Each record below must be returned exactly as shown.

(Saved data entries)
**********

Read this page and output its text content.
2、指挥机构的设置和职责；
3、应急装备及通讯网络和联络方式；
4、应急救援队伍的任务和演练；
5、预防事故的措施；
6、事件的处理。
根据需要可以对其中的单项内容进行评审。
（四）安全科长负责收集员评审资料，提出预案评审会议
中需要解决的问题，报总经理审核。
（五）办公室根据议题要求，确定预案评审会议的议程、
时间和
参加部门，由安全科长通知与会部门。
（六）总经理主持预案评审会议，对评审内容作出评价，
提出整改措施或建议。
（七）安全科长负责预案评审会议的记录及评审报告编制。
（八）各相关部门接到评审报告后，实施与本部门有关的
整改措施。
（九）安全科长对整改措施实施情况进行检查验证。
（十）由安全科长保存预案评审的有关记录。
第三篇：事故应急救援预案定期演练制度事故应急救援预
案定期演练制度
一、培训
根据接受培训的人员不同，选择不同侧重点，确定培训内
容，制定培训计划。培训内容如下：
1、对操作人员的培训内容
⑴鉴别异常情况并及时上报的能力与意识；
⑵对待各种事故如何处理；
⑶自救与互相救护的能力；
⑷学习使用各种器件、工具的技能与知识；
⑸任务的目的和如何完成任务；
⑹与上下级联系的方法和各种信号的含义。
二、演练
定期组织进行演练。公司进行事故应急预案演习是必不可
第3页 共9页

**********

▶ Written answer
Read this page and output its text content.
2、指挥机构的设置和职责；
3、应急装备及通讯网络和联络方式；
4、应急救援队伍的任务和演练；
5、预防事故的措施；
6、事件的处理。
根据需要可以对其中的单项内容进行评审。
（四）安全科长负责收集员评审资料，提出预案评审会议
中需要解决的问题，报总经理审核。
（五）办公室根据议题要求，确定预案评审会议的议程、
时间和
参加部门，由安全科长通知与会部门。
（六）总经理主持预案评审会议，对评审内容作出评价，
提出整改措施或建议。
（七）安全科长负责预案评审会议的记录及评审报告编制。
（八）各相关部门接到评审报告后，实施与本部门有关的
整改措施。
（九）安全科长对整改措施实施情况进行检查验证。
（十）由安全科长保存预案评审的有关记录。
第三篇：事故应急救援预案定期演练制度事故应急救援预
案定期演练制度
一、培训
根据接受培训的人员不同，选择不同侧重点，确定培训内
容，制定培训计划。培训内容如下：
1、对操作人员的培训内容
⑴鉴别异常情况并及时上报的能力与意识；
⑵对待各种事故如何处理；
⑶自救与互相救护的能力；
⑷学习使用各种器件、工具的技能与知识；
⑸任务的目的和如何完成任务；
⑹与上下级联系的方法和各种信号的含义。
二、演练
定期组织进行演练。公司进行事故应急预案演习是必不可
第3页 共9页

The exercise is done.